**DIRECTIONS**
Return each line of the records holding the string "JSON".

Figure record extracts:
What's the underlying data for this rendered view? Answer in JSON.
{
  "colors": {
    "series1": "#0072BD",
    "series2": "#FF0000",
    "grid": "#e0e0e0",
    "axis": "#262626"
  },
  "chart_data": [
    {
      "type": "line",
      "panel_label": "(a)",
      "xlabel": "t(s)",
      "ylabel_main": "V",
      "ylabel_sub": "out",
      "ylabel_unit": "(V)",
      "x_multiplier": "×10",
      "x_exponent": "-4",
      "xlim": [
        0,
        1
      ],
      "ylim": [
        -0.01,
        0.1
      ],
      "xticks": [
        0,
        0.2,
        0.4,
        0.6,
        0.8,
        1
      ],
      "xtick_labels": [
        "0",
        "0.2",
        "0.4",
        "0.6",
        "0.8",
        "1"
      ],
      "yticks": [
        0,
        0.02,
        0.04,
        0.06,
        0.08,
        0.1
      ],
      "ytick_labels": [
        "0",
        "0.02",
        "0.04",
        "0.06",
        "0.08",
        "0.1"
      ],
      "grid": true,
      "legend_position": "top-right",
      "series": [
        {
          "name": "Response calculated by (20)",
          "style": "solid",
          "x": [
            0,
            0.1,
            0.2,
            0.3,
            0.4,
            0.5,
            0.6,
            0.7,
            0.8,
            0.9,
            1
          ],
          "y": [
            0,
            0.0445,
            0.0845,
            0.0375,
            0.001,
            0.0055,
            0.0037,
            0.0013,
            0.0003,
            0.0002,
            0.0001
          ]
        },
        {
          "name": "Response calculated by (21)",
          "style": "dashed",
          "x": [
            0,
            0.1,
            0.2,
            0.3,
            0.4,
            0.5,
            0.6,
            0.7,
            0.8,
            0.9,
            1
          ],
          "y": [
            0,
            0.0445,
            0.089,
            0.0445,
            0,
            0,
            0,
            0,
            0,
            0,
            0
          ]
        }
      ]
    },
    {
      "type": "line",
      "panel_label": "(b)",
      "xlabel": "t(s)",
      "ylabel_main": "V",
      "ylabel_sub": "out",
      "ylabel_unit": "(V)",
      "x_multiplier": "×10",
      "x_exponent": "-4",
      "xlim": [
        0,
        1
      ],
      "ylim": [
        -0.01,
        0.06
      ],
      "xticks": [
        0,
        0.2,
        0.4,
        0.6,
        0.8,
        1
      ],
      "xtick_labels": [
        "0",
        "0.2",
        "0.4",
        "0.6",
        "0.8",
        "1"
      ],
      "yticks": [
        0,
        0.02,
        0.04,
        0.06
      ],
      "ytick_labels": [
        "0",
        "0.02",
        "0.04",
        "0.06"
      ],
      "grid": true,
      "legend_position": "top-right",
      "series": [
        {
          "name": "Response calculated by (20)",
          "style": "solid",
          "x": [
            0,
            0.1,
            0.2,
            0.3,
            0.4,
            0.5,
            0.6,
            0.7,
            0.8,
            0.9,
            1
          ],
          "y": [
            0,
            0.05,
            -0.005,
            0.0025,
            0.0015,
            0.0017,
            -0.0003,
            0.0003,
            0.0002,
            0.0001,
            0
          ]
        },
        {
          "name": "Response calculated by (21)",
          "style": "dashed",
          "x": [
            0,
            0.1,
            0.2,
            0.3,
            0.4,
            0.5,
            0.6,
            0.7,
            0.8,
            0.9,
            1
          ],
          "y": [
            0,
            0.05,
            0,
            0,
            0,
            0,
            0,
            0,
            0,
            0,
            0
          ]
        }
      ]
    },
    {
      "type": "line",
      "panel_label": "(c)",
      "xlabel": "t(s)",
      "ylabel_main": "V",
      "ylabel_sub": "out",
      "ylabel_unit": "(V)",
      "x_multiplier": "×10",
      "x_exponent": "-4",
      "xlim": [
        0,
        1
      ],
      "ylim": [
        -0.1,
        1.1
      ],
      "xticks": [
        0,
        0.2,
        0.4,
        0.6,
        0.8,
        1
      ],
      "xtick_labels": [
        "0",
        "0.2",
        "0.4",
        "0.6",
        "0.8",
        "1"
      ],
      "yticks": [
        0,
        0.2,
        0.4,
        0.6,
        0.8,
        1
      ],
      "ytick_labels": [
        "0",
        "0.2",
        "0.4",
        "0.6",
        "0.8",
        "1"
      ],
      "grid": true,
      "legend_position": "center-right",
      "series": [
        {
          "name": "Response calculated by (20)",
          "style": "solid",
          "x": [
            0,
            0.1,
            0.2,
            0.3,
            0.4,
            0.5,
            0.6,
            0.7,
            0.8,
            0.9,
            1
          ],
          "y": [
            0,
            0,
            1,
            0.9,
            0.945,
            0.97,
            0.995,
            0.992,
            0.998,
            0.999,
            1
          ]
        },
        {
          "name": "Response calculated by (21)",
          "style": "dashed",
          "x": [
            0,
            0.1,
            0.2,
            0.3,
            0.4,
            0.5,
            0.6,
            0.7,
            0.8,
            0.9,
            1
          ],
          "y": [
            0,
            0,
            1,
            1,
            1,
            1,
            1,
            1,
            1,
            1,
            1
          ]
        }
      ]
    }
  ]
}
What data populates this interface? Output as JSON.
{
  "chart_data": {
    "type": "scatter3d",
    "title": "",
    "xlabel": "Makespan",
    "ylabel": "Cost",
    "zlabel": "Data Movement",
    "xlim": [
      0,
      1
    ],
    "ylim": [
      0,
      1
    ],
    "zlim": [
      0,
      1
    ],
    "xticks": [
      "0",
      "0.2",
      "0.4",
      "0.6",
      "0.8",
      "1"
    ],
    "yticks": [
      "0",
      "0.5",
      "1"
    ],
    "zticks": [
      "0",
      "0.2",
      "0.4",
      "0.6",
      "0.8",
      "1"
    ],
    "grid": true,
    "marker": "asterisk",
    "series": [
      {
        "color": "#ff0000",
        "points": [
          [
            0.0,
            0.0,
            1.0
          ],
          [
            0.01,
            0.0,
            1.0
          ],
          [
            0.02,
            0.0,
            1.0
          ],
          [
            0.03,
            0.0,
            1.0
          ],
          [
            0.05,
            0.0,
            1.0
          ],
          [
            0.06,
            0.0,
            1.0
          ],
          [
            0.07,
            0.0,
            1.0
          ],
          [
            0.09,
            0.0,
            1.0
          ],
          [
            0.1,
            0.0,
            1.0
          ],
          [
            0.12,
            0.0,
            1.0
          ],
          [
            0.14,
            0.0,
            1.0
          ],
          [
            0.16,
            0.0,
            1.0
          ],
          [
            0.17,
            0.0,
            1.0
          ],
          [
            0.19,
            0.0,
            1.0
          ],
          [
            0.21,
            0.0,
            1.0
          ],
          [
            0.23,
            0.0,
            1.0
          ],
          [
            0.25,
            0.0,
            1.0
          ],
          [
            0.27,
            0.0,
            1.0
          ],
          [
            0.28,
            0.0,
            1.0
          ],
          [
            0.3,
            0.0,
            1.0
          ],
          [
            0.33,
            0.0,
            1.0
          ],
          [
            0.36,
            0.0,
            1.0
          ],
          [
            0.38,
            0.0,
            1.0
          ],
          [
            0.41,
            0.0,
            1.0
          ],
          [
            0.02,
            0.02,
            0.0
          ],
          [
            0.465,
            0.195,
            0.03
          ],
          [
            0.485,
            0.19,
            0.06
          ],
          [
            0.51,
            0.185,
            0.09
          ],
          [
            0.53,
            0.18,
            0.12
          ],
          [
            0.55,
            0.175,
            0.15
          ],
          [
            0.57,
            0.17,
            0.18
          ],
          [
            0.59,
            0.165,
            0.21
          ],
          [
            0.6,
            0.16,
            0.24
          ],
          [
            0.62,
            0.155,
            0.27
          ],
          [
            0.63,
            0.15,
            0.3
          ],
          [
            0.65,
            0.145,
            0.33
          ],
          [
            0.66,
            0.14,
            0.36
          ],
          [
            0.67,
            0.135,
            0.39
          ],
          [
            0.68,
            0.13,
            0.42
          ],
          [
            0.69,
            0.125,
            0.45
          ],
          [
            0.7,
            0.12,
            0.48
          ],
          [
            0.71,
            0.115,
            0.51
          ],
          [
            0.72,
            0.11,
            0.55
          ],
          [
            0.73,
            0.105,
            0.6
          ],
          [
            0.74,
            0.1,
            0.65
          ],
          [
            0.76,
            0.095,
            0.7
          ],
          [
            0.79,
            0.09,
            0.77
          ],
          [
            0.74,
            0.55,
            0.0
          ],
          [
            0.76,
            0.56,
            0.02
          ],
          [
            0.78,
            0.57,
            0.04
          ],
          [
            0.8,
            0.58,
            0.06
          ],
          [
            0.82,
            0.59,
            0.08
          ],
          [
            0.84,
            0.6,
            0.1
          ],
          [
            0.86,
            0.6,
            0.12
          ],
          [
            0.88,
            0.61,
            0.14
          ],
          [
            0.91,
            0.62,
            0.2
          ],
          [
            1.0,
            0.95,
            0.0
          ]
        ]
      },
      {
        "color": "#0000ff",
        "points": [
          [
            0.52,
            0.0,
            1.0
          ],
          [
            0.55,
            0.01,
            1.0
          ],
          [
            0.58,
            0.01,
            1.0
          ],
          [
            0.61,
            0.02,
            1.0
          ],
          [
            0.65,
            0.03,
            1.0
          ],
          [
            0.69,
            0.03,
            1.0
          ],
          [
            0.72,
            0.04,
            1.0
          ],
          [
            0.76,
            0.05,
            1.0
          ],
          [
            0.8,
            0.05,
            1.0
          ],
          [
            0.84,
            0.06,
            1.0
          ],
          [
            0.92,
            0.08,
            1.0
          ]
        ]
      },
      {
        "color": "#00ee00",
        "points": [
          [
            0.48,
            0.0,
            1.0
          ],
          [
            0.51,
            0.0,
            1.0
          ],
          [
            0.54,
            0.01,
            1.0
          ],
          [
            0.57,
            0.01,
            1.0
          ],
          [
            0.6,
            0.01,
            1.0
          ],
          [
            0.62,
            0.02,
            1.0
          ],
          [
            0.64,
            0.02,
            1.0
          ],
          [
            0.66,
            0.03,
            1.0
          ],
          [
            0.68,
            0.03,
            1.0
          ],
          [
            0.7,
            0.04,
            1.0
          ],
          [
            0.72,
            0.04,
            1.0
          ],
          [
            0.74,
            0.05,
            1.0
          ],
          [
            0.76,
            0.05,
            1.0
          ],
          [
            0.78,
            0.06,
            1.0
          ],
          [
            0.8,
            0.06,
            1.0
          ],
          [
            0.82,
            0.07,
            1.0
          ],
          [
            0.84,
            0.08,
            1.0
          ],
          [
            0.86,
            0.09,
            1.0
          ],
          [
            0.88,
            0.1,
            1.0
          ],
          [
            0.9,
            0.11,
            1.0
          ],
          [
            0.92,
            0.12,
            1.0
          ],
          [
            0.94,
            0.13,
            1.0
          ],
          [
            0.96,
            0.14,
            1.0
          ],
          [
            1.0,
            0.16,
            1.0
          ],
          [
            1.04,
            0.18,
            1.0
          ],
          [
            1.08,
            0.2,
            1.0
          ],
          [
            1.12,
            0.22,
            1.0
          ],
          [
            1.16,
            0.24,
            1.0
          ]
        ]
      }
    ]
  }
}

**COMPLETE OUTPUT**
What's the underlying data for this rendered view? Answer in JSON.
What data populates this interface? Output as JSON.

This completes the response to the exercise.